* _Work to be completed_
Wherever the string "image" occurs in a line of these records, report that line.

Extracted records
########################################
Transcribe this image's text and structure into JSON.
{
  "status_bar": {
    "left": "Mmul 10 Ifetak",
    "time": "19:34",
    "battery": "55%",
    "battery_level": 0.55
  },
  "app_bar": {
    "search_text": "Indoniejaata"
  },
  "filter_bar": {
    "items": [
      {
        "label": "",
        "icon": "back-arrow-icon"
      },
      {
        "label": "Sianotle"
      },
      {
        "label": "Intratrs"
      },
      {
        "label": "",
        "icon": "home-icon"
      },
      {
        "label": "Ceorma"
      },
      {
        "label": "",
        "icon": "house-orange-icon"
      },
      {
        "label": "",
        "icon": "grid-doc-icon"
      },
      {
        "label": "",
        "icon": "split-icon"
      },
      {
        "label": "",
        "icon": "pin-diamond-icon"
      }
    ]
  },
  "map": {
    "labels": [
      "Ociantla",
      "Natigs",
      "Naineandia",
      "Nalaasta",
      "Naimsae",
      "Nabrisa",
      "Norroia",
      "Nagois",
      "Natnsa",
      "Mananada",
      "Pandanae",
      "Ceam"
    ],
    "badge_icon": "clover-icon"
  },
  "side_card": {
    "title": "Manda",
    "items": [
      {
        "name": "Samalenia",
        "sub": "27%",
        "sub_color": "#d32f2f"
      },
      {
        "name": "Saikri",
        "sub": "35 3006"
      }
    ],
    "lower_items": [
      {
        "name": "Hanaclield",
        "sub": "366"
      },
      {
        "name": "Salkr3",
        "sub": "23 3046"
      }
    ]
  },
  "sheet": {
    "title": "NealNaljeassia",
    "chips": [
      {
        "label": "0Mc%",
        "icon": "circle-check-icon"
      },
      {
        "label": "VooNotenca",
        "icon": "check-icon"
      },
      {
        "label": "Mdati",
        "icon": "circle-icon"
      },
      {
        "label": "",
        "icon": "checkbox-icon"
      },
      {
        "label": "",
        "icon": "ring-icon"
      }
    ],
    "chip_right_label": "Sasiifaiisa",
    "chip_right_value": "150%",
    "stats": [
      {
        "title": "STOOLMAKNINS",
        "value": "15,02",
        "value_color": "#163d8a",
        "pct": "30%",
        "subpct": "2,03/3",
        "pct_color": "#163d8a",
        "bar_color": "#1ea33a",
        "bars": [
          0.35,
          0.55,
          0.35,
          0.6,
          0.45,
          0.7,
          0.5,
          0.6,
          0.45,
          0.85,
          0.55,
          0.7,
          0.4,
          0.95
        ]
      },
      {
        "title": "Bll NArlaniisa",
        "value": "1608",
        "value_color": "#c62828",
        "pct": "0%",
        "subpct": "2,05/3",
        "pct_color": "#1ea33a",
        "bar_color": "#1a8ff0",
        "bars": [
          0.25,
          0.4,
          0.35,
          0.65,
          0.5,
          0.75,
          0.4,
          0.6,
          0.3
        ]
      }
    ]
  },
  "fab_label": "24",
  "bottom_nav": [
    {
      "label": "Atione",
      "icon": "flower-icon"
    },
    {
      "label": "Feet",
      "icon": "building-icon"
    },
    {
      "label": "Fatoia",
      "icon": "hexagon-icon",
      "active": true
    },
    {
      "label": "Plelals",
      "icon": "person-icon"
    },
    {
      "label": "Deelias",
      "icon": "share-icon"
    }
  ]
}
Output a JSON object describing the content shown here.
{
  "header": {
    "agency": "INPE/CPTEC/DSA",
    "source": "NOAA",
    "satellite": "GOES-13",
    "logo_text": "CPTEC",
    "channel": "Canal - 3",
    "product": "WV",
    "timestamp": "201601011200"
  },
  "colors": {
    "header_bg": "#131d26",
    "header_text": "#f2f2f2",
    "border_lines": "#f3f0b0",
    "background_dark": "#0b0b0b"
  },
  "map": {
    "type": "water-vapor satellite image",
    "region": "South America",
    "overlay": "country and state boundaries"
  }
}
########################################
* _Task answer_
Transcribe this image's text and structure into JSON.
    "type": "water-vapor satellite image",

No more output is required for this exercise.